КОРОТКАЯ ЗАДАЧА => Замените «Степан Осипович» на «Макаров» в части фрагмента документа, начиная со слов «В чем же состояла» и заканчивая словами «Партизанство на море?!», и приведите эту часть целиком.

ФРАГМЕНТ ДОКУМЕНТА =>
┌────────

В чем же состояла суть «безумства» макаровского проекта? Хорошо знакомый с отечественной военной историей, он усвоил истину, что русские всегда успешно вели партизанскую борьбу против безусловного сильнейшего врага. Примеров тому он знал много: смоленские «громленые мужики-шиши» Смутного времени, партизаны, истощившие Великую армию императора французов Наполеона Бонапарта в 1812 году и «поспособствовавшие» ее гибели на заснеженных полях России.
И посему Степан Осипович, обозрев отечественное прошлое с его «партизанщиной», заявил балтийскому флотскому начальству:
– Минная война на море тоже есть партизанская война. Это та же брандерная война, та же вылазка на врага. Мины знаем как оружие морской защиты. А теперь они будут оружием нападения...
– Партизанство на море?!
– А почему бы и нет. Ведь сам Михаил Илларионович Голенищев-Кутузов, князь Смоленский во время Русского похода императора французов Наполеона Бонапарта брался за дело создания армейских летучих партизанских отрядов.
– Но то была война на суше. Денис Давыдов и Сеславин сражались в лесах, во вражеском тылу, на дорогах. Там каждая березовая роща могла быть засадным местом.
– А разве морские коммуникации не те же дороги? Не те же вражеские коммуникации?
– Но море не лес, где можно устроить засаду, поджидая подхода неприятельского отряда.
– Не надо пытаться вести засадное дело в море. Надо самим искать в нем врага и бить его там, где с ним вы встретились. У своих берегов, а еще лучше – у неприятельских.
– Почему лучше всего у неприятельских берегов?
– А все потому, что возле них он и не ждет наших партизанских нападений...
«Безумство» идеи лейтенанта заключалось в следующем. Он предлагал создать невиданный доселе боевой корабль из быстроходного торгового парохода, вооруженного... паровыми катерами с шестовыми минами. То есть имеющими в качестве оружия нападения длинные шесты в 8-10 метров, несущие на конце мины с 40 килограммами пироксилина. Сам пароход выполнял для маленьких катеров роль «матки»-перевозчика.
Ошеломлял и сам способ атаки таким невиданным оружием – катером или пароходом-маткой. Им следовало под пушечным и ружейным огнем неприятеля прорваться к вражескому броненосцу и нанести удар по корпусу шестовой миной. Взорвавшись на глубине около двух метров ниже ватерлинии, в том месте, где корпус корабля не защищен броней, мина могла сделать огромную пробоину и вывести броненосец из строя. Или, что виделось вполне реальным, даже потопить его. Предлагалось применять и буксируемые мины, которые получили название «крылаток».

└────────

ФРАГМЕНТ НАБОРА ДАННЫХ =>
┌────────

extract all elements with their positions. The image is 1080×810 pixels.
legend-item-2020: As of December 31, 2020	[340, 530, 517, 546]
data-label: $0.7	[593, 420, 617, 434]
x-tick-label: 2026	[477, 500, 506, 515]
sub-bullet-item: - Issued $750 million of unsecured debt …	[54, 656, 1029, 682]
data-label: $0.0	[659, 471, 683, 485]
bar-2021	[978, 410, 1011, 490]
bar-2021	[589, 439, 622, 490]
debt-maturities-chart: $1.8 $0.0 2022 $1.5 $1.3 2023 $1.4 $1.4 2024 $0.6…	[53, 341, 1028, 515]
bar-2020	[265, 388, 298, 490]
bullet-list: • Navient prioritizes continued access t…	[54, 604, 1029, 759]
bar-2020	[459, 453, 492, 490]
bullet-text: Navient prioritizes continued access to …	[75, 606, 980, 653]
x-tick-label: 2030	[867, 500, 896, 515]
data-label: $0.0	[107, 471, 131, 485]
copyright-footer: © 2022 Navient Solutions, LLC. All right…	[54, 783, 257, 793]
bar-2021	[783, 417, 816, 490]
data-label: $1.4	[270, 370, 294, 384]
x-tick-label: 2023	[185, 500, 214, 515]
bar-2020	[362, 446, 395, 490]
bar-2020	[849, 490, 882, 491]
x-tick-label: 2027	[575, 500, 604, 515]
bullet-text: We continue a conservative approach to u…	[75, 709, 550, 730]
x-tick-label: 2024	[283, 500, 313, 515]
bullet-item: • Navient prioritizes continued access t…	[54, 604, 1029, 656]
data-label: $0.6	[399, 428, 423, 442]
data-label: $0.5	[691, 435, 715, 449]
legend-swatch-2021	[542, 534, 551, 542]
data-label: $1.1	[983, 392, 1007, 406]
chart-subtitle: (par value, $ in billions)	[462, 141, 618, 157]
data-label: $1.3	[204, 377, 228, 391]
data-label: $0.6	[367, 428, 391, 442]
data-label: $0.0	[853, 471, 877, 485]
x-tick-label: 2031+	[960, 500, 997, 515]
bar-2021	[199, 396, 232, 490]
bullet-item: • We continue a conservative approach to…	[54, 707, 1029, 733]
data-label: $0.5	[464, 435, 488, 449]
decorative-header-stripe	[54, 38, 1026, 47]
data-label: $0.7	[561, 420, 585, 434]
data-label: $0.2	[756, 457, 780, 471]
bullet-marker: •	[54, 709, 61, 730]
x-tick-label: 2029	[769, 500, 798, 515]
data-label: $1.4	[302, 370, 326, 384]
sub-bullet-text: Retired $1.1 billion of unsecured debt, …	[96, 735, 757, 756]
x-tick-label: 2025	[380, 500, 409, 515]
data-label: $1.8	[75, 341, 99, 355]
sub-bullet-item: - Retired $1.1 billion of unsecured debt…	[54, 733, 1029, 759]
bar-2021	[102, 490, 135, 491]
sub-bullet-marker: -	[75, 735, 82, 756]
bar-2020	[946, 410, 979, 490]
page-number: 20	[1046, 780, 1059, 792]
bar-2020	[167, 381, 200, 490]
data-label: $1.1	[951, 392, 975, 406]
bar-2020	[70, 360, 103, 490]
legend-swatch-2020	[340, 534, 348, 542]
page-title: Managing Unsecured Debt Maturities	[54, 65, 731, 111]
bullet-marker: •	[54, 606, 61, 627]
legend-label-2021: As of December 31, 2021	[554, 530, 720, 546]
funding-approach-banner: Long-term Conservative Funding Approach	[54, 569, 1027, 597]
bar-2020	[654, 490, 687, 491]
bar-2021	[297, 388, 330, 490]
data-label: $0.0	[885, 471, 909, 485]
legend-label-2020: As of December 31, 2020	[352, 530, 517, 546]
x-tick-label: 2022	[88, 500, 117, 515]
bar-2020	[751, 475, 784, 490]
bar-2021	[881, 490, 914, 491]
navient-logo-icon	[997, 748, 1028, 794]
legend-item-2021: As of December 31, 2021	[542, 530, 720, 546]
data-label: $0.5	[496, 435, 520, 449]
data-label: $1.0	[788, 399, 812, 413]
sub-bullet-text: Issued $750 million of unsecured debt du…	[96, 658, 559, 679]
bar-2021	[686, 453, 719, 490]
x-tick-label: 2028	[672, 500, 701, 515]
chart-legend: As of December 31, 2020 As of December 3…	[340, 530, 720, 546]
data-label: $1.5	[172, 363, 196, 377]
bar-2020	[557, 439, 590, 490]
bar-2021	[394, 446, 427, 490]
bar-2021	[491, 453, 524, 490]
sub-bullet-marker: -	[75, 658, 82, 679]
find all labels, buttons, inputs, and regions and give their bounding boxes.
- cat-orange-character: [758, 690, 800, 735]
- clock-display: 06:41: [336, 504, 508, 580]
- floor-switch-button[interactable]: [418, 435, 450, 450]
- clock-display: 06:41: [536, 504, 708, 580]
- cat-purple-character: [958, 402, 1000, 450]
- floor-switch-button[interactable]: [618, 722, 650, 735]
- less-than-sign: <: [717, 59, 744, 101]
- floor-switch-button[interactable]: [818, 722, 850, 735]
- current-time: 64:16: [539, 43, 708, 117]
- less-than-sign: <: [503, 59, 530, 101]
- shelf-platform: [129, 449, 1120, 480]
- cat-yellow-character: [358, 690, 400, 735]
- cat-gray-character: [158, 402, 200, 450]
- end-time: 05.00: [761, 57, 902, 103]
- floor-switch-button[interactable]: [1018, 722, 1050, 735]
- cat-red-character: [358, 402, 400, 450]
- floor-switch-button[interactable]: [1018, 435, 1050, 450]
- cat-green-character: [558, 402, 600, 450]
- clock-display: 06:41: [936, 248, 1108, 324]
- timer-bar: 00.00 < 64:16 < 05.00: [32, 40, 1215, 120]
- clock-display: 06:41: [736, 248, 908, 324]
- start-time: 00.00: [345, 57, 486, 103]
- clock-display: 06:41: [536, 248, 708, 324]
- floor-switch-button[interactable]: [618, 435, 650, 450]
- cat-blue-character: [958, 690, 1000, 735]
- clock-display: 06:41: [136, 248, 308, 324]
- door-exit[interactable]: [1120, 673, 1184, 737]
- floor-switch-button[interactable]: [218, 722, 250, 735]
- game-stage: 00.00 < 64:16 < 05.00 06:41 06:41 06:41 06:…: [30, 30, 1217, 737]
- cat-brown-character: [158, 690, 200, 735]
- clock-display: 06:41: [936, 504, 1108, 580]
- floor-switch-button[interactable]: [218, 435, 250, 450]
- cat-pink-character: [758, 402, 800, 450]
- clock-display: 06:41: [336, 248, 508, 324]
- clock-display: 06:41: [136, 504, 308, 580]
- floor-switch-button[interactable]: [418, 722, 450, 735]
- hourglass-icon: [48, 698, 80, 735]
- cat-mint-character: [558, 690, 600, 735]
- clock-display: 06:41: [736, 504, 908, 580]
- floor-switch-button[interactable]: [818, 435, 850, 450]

└────────

РЕШЕНИЕ ЗАДАНИЯ =>
В чем же состояла суть «безумства» макаровского проекта? Хорошо знакомый с отечественной военной историей, он усвоил истину, что русские всегда успешно вели партизанскую борьбу против безусловного сильнейшего врага. Примеров тому он знал много: смоленские «громленые мужики-шиши» Смутного времени, партизаны, истощившие Великую армию императора французов Наполеона Бонапарта в 1812 году и «поспособствовавшие» ее гибели на заснеженных полях России.
И посему Макаров, обозрев отечественное прошлое с его «партизанщиной», заявил балтийскому флотскому начальству:
– Минная война на море тоже есть партизанская война. Это та же брандерная война, та же вылазка на врага. Мины знаем как оружие морской защиты. А теперь они будут оружием нападения...
– Партизанство на море?!